_WHAT YOU SHOULD DO_
Repeat each record exactly. Any picture gets left out.

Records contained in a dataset
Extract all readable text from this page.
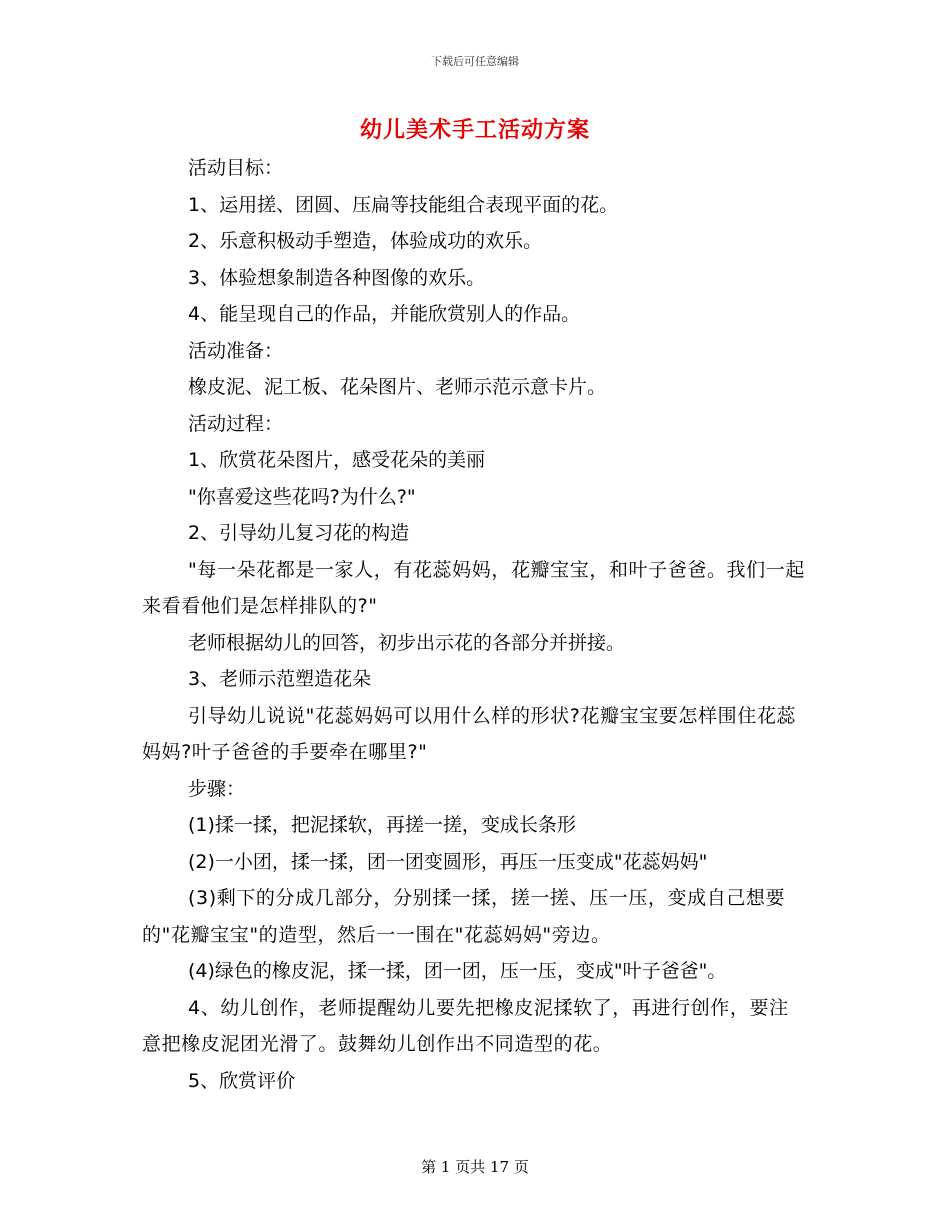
下载后可任意编辑
幼儿美术手工活动方案

活动目标：

1、运用搓、团圆、压扁等技能组合表现平面的花。

2、乐意积极动手塑造，体验成功的欢乐。

3、体验想象制造各种图像的欢乐。

4、能呈现自己的作品，并能欣赏别人的作品。

活动准备：

橡皮泥、泥工板、花朵图片、老师示范示意卡片。

活动过程：

1、欣赏花朵图片，感受花朵的美丽

"你喜爱这些花吗?为什么?"

2、引导幼儿复习花的构造

"每一朵花都是一家人，有花蕊妈妈，花瓣宝宝，和叶子爸爸。我们一起来看看他们是怎样排队的?"

老师根据幼儿的回答，初步出示花的各部分并拼接。

3、老师示范塑造花朵

引导幼儿说说"花蕊妈妈可以用什么样的形状?花瓣宝宝要怎样围住花蕊妈妈?叶子爸爸的手要牵在哪里?"

步骤：

(1)揉一揉，把泥揉软，再搓一搓，变成长条形

(2)一小团，揉一揉，团一团变圆形，再压一压变成"花蕊妈妈"

(3)剩下的分成几部分，分别揉一揉，搓一搓、压一压，变成自己想要的"花瓣宝宝"的造型，然后一一围在"花蕊妈妈"旁边。

(4)绿色的橡皮泥，揉一揉，团一团，压一压，变成"叶子爸爸"。

4、幼儿创作，老师提醒幼儿要先把橡皮泥揉软了，再进行创作，要注意把橡皮泥团光滑了。鼓舞幼儿创作出不同造型的花。

5、欣赏评价

第 1 页共 17 页
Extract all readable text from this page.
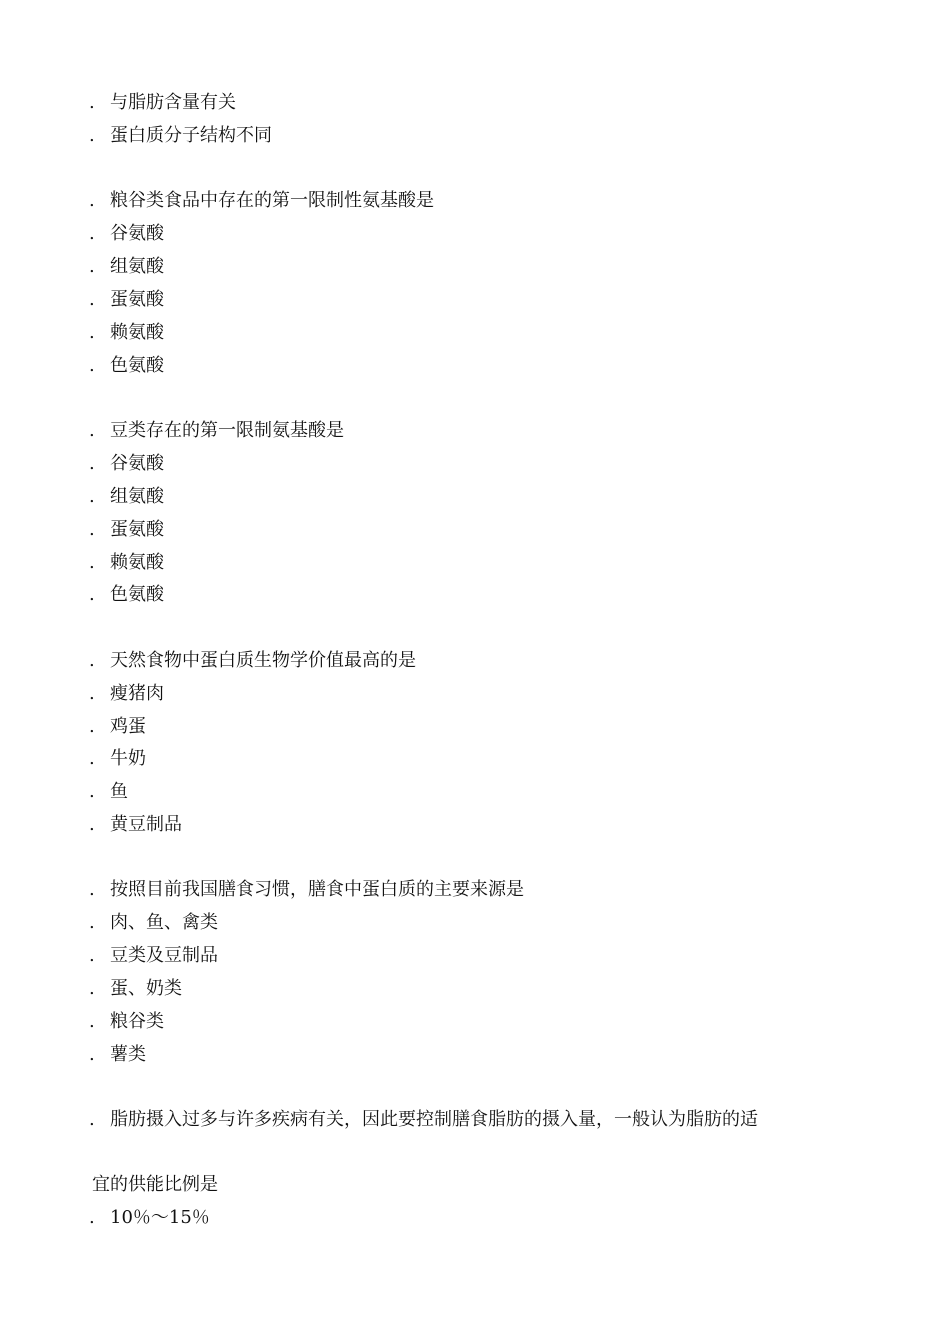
. 与脂肪含量有关
. 蛋白质分子结构不同
. 粮谷类食品中存在的第一限制性氨基酸是
. 谷氨酸
. 组氨酸
. 蛋氨酸
. 赖氨酸
. 色氨酸
. 豆类存在的第一限制氨基酸是
. 谷氨酸
. 组氨酸
. 蛋氨酸
. 赖氨酸
. 色氨酸
. 天然食物中蛋白质生物学价值最高的是
. 瘦猪肉
. 鸡蛋
. 牛奶
. 鱼
. 黄豆制品
. 按照目前我国膳食习惯，膳食中蛋白质的主要来源是
. 肉、鱼、禽类
. 豆类及豆制品
. 蛋、奶类
. 粮谷类
. 薯类
. 脂肪摄入过多与许多疾病有关，因此要控制膳食脂肪的摄入量，一般认为脂肪的适
宜的供能比例是
. 10％～15％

_ANSWER TO THIS TASK_
Extract all readable text from this page.
下载后可任意编辑
幼儿美术手工活动方案

活动目标：

1、运用搓、团圆、压扁等技能组合表现平面的花。

2、乐意积极动手塑造，体验成功的欢乐。

3、体验想象制造各种图像的欢乐。

4、能呈现自己的作品，并能欣赏别人的作品。

活动准备：

橡皮泥、泥工板、花朵图片、老师示范示意卡片。

活动过程：

1、欣赏花朵图片，感受花朵的美丽

"你喜爱这些花吗?为什么?"

2、引导幼儿复习花的构造

"每一朵花都是一家人，有花蕊妈妈，花瓣宝宝，和叶子爸爸。我们一起来看看他们是怎样排队的?"

老师根据幼儿的回答，初步出示花的各部分并拼接。

3、老师示范塑造花朵

引导幼儿说说"花蕊妈妈可以用什么样的形状?花瓣宝宝要怎样围住花蕊妈妈?叶子爸爸的手要牵在哪里?"

步骤：

(1)揉一揉，把泥揉软，再搓一搓，变成长条形

(2)一小团，揉一揉，团一团变圆形，再压一压变成"花蕊妈妈"

(3)剩下的分成几部分，分别揉一揉，搓一搓、压一压，变成自己想要的"花瓣宝宝"的造型，然后一一围在"花蕊妈妈"旁边。

(4)绿色的橡皮泥，揉一揉，团一团，压一压，变成"叶子爸爸"。

4、幼儿创作，老师提醒幼儿要先把橡皮泥揉软了，再进行创作，要注意把橡皮泥团光滑了。鼓舞幼儿创作出不同造型的花。

5、欣赏评价

第 1 页共 17 页
Extract all readable text from this page.
. 与脂肪含量有关
. 蛋白质分子结构不同
. 粮谷类食品中存在的第一限制性氨基酸是
. 谷氨酸
. 组氨酸
. 蛋氨酸
. 赖氨酸
. 色氨酸
. 豆类存在的第一限制氨基酸是
. 谷氨酸
. 组氨酸
. 蛋氨酸
. 赖氨酸
. 色氨酸
. 天然食物中蛋白质生物学价值最高的是
. 瘦猪肉
. 鸡蛋
. 牛奶
. 鱼
. 黄豆制品
. 按照目前我国膳食习惯，膳食中蛋白质的主要来源是
. 肉、鱼、禽类
. 豆类及豆制品
. 蛋、奶类
. 粮谷类
. 薯类
. 脂肪摄入过多与许多疾病有关，因此要控制膳食脂肪的摄入量，一般认为脂肪的适
宜的供能比例是
. 10％～15％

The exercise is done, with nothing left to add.